What to work on:
Using the records that follow, copy every line containing the word "name".

Dataset excerpts:
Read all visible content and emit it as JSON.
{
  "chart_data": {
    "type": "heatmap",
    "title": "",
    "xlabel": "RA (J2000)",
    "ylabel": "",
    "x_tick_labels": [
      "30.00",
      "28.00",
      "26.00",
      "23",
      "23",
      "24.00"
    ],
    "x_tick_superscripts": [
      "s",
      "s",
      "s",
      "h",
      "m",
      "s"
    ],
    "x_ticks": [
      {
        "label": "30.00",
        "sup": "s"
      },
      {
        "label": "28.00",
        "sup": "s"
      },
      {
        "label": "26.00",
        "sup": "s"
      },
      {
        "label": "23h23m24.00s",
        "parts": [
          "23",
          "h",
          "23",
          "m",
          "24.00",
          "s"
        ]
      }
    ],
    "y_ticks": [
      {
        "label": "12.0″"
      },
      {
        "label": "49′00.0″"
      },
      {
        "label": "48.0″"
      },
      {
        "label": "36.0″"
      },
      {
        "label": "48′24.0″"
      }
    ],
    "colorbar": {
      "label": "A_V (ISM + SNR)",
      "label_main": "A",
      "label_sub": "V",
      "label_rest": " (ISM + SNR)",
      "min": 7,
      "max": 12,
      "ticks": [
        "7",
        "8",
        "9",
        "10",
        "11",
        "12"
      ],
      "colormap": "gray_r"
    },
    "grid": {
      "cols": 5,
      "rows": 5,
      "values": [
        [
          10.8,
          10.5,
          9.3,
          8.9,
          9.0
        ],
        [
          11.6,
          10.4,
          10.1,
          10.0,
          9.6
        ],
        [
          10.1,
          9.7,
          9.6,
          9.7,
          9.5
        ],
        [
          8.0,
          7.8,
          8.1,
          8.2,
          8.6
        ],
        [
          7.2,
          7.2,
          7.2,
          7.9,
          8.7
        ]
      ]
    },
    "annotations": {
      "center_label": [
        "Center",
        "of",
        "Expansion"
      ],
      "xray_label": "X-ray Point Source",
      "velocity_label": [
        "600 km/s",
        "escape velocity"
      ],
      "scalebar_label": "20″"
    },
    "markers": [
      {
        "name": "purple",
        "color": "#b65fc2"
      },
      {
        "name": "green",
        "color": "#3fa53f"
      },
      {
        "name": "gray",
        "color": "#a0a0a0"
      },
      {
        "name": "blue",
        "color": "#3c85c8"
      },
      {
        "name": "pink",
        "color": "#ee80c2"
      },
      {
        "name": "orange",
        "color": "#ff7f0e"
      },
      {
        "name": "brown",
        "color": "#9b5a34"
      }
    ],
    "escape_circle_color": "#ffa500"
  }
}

Answer to this problem:
        "name": "purple",
        "name": "green",
        "name": "gray",
        "name": "blue",
        "name": "pink",
        "name": "orange",
        "name": "brown",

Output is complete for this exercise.